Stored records
>> START
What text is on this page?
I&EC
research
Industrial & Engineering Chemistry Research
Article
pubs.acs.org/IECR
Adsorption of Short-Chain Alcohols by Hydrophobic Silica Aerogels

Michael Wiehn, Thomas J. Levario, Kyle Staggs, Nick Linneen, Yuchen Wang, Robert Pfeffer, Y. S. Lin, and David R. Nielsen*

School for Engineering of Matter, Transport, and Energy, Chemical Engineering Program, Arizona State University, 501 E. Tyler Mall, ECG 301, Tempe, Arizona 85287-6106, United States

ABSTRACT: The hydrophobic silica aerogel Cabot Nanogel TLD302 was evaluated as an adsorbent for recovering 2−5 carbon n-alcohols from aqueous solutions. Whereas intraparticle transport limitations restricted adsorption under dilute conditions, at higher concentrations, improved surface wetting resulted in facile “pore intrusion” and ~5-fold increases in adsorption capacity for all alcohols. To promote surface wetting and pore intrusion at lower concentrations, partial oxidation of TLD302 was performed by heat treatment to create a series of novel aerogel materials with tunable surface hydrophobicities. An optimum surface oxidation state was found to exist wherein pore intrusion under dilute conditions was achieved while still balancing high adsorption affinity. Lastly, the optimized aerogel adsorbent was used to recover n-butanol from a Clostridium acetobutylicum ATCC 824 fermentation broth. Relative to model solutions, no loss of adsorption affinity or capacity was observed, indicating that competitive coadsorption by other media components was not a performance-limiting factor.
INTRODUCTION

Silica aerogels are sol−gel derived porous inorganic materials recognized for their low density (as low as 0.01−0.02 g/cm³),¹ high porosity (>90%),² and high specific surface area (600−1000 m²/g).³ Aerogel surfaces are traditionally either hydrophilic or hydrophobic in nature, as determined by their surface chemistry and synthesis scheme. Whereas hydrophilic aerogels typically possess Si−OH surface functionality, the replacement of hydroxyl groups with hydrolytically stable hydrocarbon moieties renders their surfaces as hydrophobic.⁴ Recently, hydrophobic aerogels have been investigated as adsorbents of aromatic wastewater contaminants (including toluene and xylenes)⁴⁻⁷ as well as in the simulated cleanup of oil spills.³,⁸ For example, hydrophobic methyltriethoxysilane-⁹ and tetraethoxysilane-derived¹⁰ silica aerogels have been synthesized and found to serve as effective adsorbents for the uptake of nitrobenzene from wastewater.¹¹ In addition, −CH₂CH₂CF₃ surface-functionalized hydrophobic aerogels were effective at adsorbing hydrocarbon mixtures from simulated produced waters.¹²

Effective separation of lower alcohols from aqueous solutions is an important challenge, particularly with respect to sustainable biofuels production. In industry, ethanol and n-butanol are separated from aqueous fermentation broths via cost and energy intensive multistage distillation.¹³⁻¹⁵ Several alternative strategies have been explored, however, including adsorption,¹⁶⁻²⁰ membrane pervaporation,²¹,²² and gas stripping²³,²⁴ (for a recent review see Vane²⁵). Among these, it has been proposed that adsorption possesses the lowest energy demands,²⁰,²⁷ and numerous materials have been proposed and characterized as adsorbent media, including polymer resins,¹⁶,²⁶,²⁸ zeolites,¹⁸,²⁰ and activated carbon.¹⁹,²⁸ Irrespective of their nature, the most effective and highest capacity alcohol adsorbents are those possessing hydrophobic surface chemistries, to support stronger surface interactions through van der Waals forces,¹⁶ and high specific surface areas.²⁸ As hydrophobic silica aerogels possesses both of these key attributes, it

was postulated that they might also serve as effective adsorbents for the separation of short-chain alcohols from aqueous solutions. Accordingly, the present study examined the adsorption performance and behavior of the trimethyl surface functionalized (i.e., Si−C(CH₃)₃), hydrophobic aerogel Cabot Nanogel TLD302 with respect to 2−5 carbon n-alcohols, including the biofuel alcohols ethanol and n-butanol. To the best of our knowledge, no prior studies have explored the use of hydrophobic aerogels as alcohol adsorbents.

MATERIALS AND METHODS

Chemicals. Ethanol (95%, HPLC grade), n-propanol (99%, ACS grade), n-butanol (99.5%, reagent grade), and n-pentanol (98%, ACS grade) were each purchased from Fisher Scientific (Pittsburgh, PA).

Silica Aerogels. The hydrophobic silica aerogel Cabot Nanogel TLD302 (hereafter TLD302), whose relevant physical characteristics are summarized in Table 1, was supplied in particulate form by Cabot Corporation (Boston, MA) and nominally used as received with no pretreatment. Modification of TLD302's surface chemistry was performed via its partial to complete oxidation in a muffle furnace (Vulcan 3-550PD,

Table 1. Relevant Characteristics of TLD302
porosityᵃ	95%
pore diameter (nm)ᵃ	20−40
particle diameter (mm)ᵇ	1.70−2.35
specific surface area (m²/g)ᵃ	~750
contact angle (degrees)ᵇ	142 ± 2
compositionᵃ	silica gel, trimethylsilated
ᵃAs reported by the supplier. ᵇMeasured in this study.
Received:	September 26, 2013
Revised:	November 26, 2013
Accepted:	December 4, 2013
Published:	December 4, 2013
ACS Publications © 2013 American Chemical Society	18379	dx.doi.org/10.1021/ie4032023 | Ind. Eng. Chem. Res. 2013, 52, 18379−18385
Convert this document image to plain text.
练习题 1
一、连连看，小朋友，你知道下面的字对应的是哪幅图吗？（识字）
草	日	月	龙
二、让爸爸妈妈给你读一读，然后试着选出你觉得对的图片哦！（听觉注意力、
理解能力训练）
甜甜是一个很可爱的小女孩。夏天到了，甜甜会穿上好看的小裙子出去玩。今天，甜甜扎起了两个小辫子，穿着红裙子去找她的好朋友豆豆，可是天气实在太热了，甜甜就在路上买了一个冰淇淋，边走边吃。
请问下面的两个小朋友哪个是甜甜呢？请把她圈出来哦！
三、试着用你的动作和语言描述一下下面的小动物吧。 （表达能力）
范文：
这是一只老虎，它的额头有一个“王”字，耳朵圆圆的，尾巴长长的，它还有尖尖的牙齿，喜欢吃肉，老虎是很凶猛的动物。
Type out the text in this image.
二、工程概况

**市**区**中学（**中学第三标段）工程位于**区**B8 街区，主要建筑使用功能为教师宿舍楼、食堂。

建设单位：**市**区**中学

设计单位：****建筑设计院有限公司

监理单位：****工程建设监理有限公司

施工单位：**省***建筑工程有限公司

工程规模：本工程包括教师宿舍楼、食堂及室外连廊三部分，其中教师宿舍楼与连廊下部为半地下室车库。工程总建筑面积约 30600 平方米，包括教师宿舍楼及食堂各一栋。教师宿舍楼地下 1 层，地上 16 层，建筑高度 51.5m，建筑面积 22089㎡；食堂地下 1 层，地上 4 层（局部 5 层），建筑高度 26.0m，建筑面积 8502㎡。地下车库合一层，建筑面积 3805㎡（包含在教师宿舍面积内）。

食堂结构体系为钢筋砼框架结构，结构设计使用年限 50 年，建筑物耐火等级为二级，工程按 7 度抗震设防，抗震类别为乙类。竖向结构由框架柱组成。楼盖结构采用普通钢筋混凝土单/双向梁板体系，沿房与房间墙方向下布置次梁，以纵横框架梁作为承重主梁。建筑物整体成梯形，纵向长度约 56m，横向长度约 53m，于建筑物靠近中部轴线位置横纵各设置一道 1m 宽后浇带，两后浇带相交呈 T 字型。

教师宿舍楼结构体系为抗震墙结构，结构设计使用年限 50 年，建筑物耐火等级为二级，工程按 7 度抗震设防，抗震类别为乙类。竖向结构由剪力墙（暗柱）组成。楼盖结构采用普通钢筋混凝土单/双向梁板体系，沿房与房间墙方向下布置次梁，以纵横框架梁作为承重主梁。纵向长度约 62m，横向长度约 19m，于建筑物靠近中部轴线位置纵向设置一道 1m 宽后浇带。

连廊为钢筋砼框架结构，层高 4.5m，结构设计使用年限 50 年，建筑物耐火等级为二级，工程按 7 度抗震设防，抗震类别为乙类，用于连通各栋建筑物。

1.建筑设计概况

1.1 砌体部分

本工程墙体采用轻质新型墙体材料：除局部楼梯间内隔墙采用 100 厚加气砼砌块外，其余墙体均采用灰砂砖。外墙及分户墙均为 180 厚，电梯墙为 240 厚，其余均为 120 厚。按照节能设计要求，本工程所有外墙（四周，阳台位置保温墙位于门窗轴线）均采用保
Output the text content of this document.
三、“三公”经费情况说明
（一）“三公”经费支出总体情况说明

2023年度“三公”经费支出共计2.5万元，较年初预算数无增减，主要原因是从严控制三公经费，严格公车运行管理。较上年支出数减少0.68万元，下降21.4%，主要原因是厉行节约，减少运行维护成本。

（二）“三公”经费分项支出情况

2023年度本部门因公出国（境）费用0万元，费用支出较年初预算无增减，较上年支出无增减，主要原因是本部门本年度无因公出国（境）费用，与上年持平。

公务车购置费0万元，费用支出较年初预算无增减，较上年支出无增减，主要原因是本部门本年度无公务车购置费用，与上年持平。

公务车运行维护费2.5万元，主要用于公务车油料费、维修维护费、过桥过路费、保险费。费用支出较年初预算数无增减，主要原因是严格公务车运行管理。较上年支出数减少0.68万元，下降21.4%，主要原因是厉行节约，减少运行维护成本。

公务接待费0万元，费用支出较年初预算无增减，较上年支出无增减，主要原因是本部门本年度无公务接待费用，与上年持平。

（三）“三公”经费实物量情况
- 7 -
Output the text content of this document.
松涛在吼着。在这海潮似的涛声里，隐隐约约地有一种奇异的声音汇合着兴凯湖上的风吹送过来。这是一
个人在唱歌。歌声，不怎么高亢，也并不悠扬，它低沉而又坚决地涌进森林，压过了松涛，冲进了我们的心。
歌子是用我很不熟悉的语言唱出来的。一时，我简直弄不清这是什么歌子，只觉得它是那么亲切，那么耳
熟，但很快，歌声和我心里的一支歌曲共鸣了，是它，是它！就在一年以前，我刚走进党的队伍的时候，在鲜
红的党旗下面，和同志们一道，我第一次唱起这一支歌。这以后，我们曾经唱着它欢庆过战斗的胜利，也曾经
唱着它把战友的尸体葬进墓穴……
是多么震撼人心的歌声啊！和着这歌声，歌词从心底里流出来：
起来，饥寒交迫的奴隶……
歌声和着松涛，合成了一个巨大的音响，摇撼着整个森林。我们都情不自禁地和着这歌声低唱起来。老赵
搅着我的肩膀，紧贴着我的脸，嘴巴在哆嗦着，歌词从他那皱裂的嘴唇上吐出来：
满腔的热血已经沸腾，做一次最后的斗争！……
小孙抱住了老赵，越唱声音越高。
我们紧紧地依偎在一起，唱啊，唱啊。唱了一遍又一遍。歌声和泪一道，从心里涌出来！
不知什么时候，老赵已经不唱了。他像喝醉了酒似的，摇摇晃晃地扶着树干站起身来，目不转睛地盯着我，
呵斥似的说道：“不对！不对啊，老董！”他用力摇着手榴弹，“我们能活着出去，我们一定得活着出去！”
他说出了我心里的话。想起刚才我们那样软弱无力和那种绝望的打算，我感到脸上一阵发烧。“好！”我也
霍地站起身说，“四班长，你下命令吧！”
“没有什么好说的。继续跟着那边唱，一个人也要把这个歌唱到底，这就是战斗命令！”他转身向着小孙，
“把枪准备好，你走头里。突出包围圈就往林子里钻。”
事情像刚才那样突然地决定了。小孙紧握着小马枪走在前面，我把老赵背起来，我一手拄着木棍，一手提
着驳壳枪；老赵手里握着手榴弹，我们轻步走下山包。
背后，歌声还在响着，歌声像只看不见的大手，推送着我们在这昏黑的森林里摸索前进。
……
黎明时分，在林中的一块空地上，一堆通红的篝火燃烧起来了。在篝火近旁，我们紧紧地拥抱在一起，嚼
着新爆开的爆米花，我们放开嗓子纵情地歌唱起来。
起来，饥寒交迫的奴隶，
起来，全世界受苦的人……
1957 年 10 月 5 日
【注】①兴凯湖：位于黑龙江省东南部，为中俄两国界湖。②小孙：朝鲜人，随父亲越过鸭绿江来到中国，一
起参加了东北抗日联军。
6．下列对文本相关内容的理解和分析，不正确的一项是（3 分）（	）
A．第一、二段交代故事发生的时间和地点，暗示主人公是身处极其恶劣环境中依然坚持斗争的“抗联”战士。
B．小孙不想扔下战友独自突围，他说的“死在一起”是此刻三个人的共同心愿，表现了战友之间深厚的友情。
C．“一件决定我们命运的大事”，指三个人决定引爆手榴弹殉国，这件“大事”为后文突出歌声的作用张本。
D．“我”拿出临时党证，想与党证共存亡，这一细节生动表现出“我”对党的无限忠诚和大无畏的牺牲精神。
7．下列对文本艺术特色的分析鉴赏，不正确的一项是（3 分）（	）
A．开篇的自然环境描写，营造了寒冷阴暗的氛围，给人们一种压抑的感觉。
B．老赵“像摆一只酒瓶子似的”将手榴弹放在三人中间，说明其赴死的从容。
>> END
GIVEN EXERCISE ->
Pick out the lines that include the word "宽后浇带" and write them out.

THE OUTPUT ->
食堂结构体系为钢筋砼框架结构，结构设计使用年限 50 年，建筑物耐火等级为二级，工程按 7 度抗震设防，抗震类别为乙类。竖向结构由框架柱组成。楼盖结构采用普通钢筋混凝土单/双向梁板体系，沿房与房间墙方向下布置次梁，以纵横框架梁作为承重主梁。建筑物整体成梯形，纵向长度约 56m，横向长度约 53m，于建筑物靠近中部轴线位置横纵各设置一道 1m 宽后浇带，两后浇带相交呈 T 字型。
教师宿舍楼结构体系为抗震墙结构，结构设计使用年限 50 年，建筑物耐火等级为二级，工程按 7 度抗震设防，抗震类别为乙类。竖向结构由剪力墙（暗柱）组成。楼盖结构采用普通钢筋混凝土单/双向梁板体系，沿房与房间墙方向下布置次梁，以纵横框架梁作为承重主梁。纵向长度约 62m，横向长度约 19m，于建筑物靠近中部轴线位置纵向设置一道 1m 宽后浇带。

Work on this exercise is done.